# TASK INSTRUCTIONS
Please copy the rows below, changing every "parking-cell" to "parking-value" and keeping everything else the same.

(Layout annotation data)

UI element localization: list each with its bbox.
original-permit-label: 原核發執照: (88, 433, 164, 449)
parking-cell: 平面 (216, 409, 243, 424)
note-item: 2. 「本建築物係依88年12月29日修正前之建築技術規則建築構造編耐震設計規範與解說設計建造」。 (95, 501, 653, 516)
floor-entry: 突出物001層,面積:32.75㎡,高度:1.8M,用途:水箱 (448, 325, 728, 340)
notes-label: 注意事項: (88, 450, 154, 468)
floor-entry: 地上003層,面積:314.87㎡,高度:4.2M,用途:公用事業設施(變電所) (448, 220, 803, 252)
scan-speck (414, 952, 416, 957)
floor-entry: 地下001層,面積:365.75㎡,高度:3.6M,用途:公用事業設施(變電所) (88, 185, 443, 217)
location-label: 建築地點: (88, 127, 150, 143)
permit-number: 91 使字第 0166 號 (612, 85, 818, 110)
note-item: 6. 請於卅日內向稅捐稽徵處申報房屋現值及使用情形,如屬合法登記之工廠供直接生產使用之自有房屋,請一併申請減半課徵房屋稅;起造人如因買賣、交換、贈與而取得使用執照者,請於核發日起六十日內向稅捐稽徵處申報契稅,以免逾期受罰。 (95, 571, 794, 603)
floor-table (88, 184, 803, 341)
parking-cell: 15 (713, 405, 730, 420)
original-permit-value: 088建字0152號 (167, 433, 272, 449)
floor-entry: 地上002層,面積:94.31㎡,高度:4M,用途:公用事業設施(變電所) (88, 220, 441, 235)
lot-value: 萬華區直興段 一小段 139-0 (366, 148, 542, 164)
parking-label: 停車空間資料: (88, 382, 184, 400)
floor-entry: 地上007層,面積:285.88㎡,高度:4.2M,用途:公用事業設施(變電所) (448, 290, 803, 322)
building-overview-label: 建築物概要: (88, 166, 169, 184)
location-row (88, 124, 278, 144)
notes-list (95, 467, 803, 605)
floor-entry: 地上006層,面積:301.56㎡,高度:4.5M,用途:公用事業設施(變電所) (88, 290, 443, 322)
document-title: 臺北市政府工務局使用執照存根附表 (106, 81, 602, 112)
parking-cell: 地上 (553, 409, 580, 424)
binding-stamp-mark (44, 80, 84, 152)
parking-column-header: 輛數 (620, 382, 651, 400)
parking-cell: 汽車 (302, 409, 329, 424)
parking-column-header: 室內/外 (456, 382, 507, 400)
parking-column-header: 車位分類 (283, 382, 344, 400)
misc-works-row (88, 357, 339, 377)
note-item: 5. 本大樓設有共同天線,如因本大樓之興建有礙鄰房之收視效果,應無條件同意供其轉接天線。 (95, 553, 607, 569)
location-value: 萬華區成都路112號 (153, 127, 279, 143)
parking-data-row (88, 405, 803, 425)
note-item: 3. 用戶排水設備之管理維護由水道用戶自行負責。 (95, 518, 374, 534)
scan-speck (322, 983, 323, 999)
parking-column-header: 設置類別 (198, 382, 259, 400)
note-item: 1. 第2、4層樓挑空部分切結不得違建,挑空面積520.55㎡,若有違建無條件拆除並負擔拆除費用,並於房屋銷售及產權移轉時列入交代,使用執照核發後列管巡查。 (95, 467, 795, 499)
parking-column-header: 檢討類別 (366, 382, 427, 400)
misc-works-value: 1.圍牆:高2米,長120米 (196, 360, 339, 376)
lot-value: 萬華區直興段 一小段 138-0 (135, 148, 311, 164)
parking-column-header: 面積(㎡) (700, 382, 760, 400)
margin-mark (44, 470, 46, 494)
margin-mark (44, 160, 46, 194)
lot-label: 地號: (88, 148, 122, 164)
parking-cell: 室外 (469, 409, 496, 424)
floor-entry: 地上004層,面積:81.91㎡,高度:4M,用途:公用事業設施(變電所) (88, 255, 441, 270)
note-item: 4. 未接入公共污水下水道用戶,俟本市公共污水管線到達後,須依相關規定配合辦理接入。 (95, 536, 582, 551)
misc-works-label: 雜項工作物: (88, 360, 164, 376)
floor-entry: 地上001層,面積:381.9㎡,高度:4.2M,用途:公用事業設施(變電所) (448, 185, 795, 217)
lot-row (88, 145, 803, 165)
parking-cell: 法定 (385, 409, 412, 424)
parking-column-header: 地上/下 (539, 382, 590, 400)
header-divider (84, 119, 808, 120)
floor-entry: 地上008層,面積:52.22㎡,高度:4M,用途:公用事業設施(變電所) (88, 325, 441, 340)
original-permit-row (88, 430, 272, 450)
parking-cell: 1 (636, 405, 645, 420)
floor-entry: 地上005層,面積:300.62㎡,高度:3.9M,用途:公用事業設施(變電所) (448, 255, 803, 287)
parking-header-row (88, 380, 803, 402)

# RESPONSE BELOW
UI element localization: list each with its bbox.
original-permit-label: 原核發執照: (88, 433, 164, 449)
parking-value: 平面 (216, 409, 243, 424)
note-item: 2. 「本建築物係依88年12月29日修正前之建築技術規則建築構造編耐震設計規範與解說設計建造」。 (95, 501, 653, 516)
floor-entry: 突出物001層,面積:32.75㎡,高度:1.8M,用途:水箱 (448, 325, 728, 340)
notes-label: 注意事項: (88, 450, 154, 468)
floor-entry: 地上003層,面積:314.87㎡,高度:4.2M,用途:公用事業設施(變電所) (448, 220, 803, 252)
scan-speck (414, 952, 416, 957)
floor-entry: 地下001層,面積:365.75㎡,高度:3.6M,用途:公用事業設施(變電所) (88, 185, 443, 217)
location-label: 建築地點: (88, 127, 150, 143)
permit-number: 91 使字第 0166 號 (612, 85, 818, 110)
note-item: 6. 請於卅日內向稅捐稽徵處申報房屋現值及使用情形,如屬合法登記之工廠供直接生產使用之自有房屋,請一併申請減半課徵房屋稅;起造人如因買賣、交換、贈與而取得使用執照者,請於核發日起六十日內向稅捐稽徵處申報契稅,以免逾期受罰。 (95, 571, 794, 603)
floor-table (88, 184, 803, 341)
parking-value: 15 (713, 405, 730, 420)
original-permit-value: 088建字0152號 (167, 433, 272, 449)
floor-entry: 地上002層,面積:94.31㎡,高度:4M,用途:公用事業設施(變電所) (88, 220, 441, 235)
lot-value: 萬華區直興段 一小段 139-0 (366, 148, 542, 164)
parking-label: 停車空間資料: (88, 382, 184, 400)
floor-entry: 地上007層,面積:285.88㎡,高度:4.2M,用途:公用事業設施(變電所) (448, 290, 803, 322)
building-overview-label: 建築物概要: (88, 166, 169, 184)
location-row (88, 124, 278, 144)
notes-list (95, 467, 803, 605)
floor-entry: 地上006層,面積:301.56㎡,高度:4.5M,用途:公用事業設施(變電所) (88, 290, 443, 322)
document-title: 臺北市政府工務局使用執照存根附表 (106, 81, 602, 112)
parking-value: 地上 (553, 409, 580, 424)
binding-stamp-mark (44, 80, 84, 152)
parking-column-header: 輛數 (620, 382, 651, 400)
parking-value: 汽車 (302, 409, 329, 424)
parking-column-header: 室內/外 (456, 382, 507, 400)
parking-column-header: 車位分類 (283, 382, 344, 400)
misc-works-row (88, 357, 339, 377)
note-item: 5. 本大樓設有共同天線,如因本大樓之興建有礙鄰房之收視效果,應無條件同意供其轉接天線。 (95, 553, 607, 569)
location-value: 萬華區成都路112號 (153, 127, 279, 143)
parking-data-row (88, 405, 803, 425)
note-item: 3. 用戶排水設備之管理維護由水道用戶自行負責。 (95, 518, 374, 534)
scan-speck (322, 983, 323, 999)
parking-column-header: 設置類別 (198, 382, 259, 400)
note-item: 1. 第2、4層樓挑空部分切結不得違建,挑空面積520.55㎡,若有違建無條件拆除並負擔拆除費用,並於房屋銷售及產權移轉時列入交代,使用執照核發後列管巡查。 (95, 467, 795, 499)
parking-column-header: 檢討類別 (366, 382, 427, 400)
misc-works-value: 1.圍牆:高2米,長120米 (196, 360, 339, 376)
lot-value: 萬華區直興段 一小段 138-0 (135, 148, 311, 164)
parking-column-header: 面積(㎡) (700, 382, 760, 400)
margin-mark (44, 470, 46, 494)
margin-mark (44, 160, 46, 194)
lot-label: 地號: (88, 148, 122, 164)
parking-value: 室外 (469, 409, 496, 424)
floor-entry: 地上004層,面積:81.91㎡,高度:4M,用途:公用事業設施(變電所) (88, 255, 441, 270)
note-item: 4. 未接入公共污水下水道用戶,俟本市公共污水管線到達後,須依相關規定配合辦理接入。 (95, 536, 582, 551)
misc-works-label: 雜項工作物: (88, 360, 164, 376)
floor-entry: 地上001層,面積:381.9㎡,高度:4.2M,用途:公用事業設施(變電所) (448, 185, 795, 217)
lot-row (88, 145, 803, 165)
parking-value: 法定 (385, 409, 412, 424)
parking-column-header: 地上/下 (539, 382, 590, 400)
header-divider (84, 119, 808, 120)
floor-entry: 地上008層,面積:52.22㎡,高度:4M,用途:公用事業設施(變電所) (88, 325, 441, 340)
original-permit-row (88, 430, 272, 450)
parking-value: 1 (636, 405, 645, 420)
floor-entry: 地上005層,面積:300.62㎡,高度:3.9M,用途:公用事業設施(變電所) (448, 255, 803, 287)
parking-header-row (88, 380, 803, 402)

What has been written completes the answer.